Exercise goal:
Filter for the word "Systems" and keep each matching line.

(A run of records)
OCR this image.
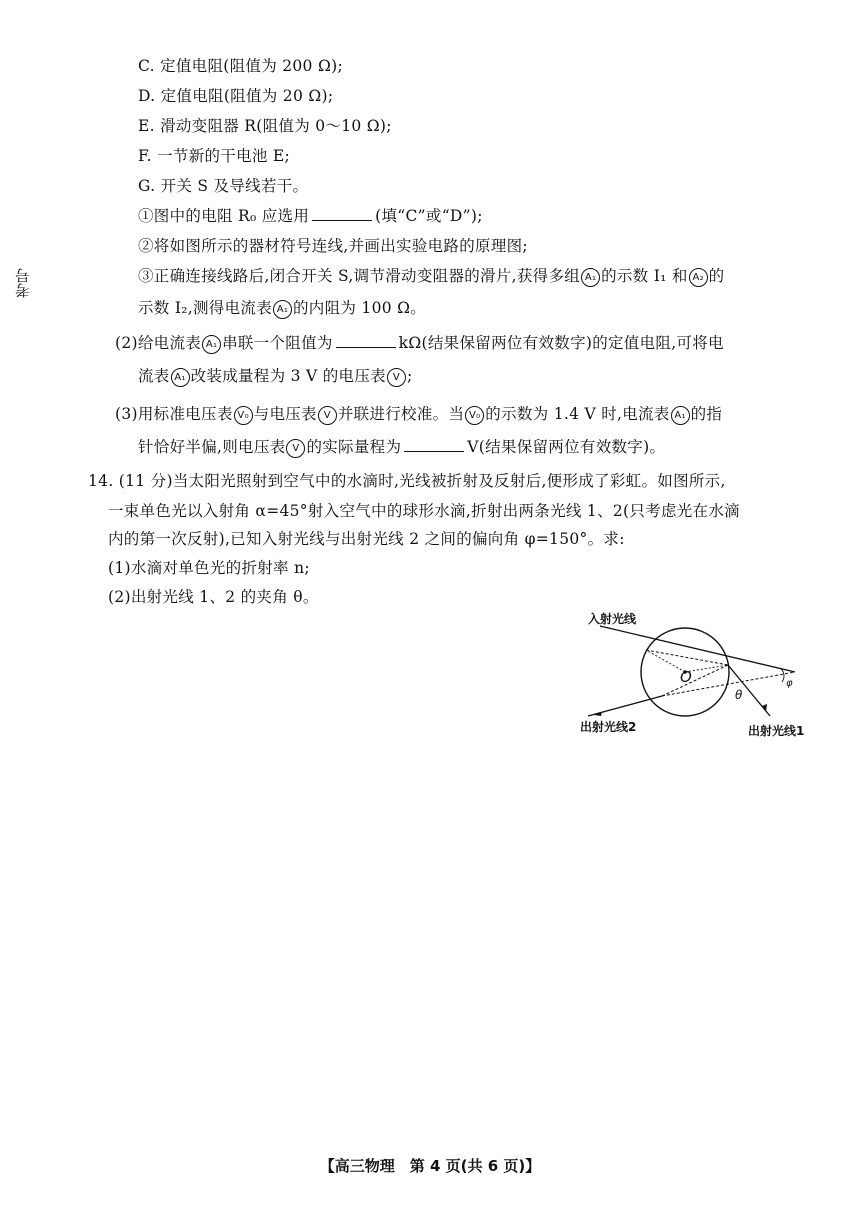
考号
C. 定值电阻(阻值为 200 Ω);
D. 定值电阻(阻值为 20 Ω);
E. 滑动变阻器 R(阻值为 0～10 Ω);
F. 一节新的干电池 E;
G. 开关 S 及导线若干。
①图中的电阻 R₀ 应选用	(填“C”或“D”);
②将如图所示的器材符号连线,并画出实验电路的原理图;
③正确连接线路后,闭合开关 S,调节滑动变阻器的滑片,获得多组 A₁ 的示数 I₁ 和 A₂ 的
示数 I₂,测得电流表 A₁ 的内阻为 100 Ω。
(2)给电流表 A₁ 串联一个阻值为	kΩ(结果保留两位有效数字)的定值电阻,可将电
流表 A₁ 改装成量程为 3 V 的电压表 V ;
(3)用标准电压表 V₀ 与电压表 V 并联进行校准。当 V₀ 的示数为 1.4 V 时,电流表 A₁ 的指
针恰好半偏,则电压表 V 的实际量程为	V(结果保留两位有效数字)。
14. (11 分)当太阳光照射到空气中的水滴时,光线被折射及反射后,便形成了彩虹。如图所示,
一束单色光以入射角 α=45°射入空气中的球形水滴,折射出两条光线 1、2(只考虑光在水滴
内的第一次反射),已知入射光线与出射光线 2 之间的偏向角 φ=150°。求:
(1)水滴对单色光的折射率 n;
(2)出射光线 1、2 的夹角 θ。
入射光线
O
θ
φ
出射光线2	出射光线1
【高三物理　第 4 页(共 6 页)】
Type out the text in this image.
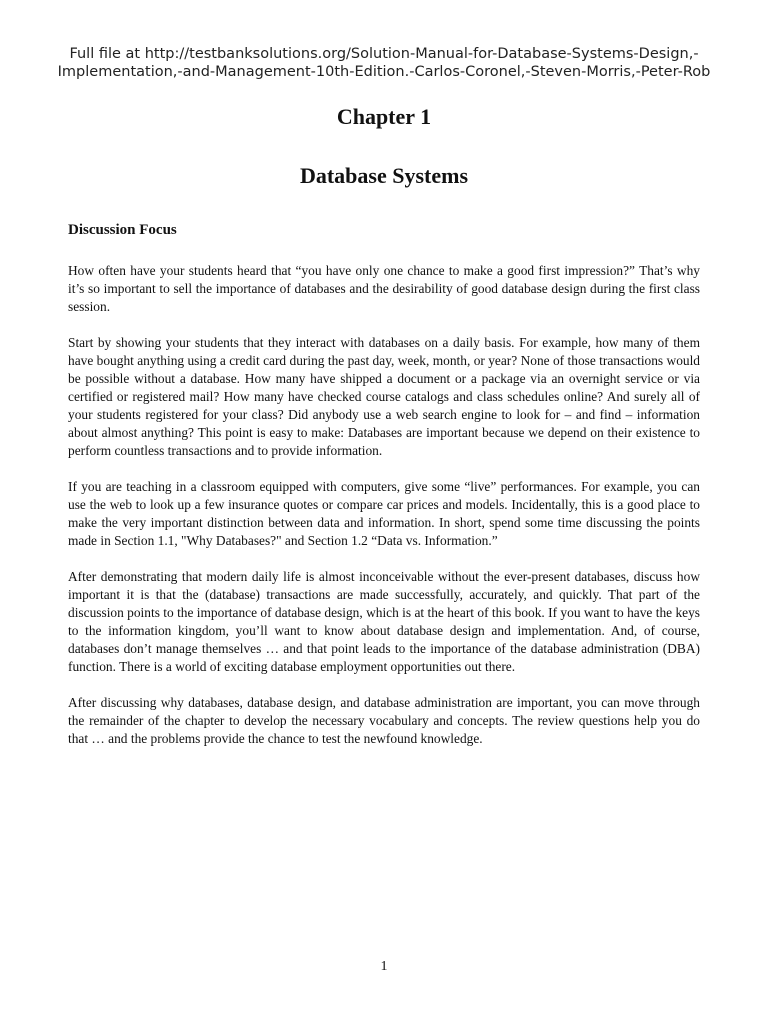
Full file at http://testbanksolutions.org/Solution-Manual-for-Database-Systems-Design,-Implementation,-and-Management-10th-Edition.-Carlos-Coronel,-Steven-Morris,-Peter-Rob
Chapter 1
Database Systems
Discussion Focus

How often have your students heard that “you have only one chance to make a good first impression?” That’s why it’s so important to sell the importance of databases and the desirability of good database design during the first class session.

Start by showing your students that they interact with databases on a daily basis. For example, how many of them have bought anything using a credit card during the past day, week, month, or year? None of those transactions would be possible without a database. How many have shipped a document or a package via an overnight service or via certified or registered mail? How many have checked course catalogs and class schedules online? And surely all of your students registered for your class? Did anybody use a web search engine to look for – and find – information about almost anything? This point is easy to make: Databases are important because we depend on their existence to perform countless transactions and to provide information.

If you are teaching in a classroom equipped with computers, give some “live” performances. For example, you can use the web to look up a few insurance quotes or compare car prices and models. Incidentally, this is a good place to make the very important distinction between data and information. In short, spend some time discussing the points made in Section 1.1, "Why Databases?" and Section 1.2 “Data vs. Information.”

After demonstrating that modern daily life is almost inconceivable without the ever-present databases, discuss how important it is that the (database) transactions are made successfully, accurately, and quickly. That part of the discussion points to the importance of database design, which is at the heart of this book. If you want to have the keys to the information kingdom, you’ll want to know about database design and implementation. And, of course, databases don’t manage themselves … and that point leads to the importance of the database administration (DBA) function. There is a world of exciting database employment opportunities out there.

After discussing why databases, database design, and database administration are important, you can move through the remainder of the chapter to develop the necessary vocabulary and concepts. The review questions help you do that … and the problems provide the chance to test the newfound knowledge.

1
...
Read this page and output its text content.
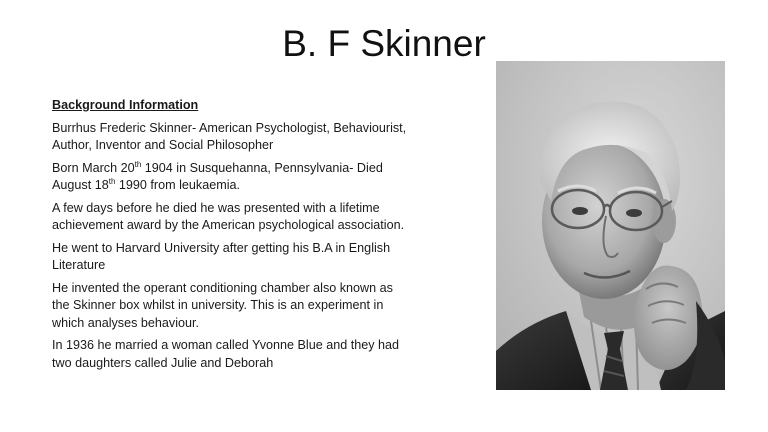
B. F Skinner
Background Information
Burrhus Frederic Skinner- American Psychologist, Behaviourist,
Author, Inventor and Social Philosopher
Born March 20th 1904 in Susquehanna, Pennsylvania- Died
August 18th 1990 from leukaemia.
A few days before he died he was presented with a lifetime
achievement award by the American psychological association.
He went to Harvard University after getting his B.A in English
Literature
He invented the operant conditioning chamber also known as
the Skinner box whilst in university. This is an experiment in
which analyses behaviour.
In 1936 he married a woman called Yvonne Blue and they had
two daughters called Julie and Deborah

The reply:
Full file at http://testbanksolutions.org/Solution-Manual-for-Database-Systems-Design,-Implementation,-and-Management-10th-Edition.-Carlos-Coronel,-Steven-Morris,-Peter-Rob
Database Systems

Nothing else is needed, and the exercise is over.